▶ WHAT TO DO: Pictures are not part of the copy; repeat everything else in the records exactly.
____________________
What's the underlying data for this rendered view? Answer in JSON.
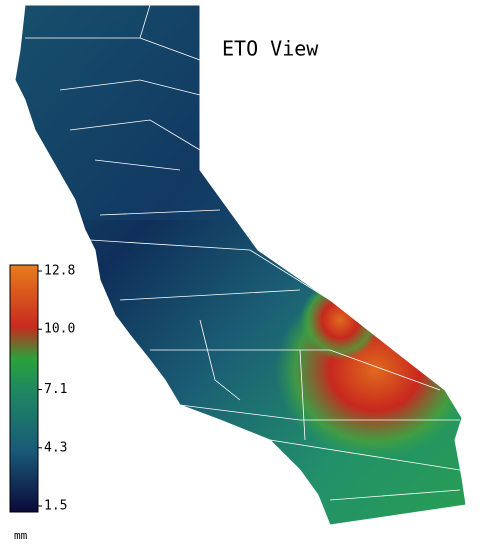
{
  "map": {
    "title": "ETO View"
  },
  "legend": {
    "ticks": [
      12.8,
      {
        "value": 10,
        "label": "10.0"
      },
      7.1,
      4.3,
      1.5
    ],
    "unit": "mm"
  }
}
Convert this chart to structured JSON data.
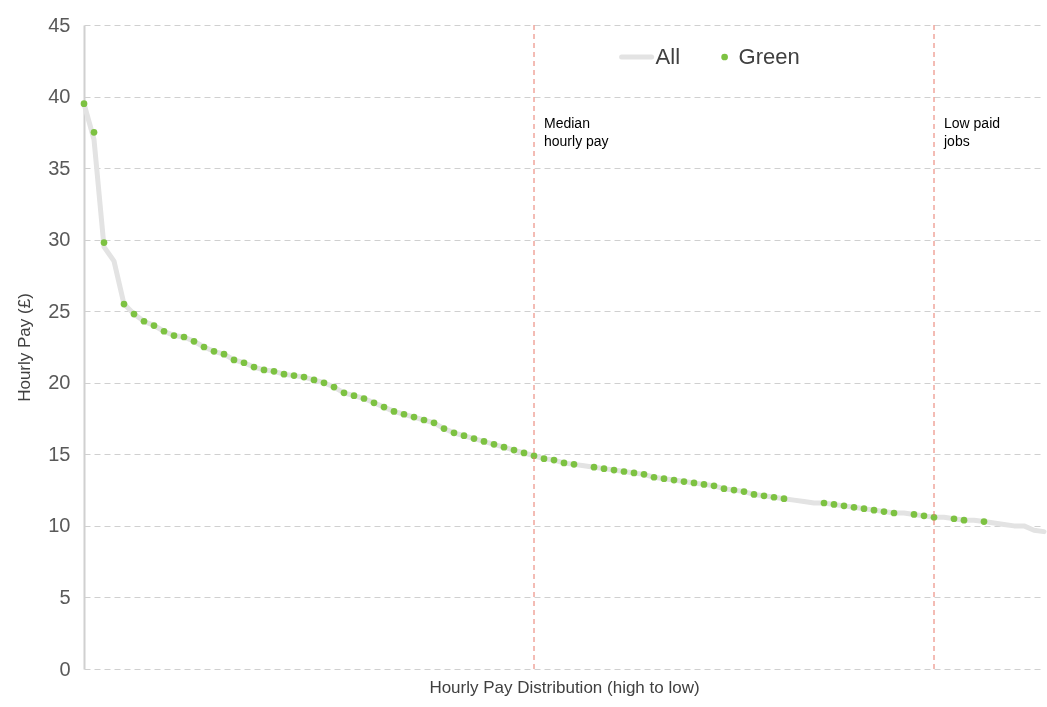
____________________
▶ OUTPUT OF THE EXERCISE:
What's the underlying data for this rendered view? Answer in JSON.
{
  "map": {
    "title": "ETO View"
  },
  "legend": {
    "ticks": [
      12.8,
      {
        "value": 10,
        "label": "10.0"
      },
      7.1,
      4.3,
      1.5
    ],
    "unit": "mm"
  }
}
Convert this chart to structured JSON data.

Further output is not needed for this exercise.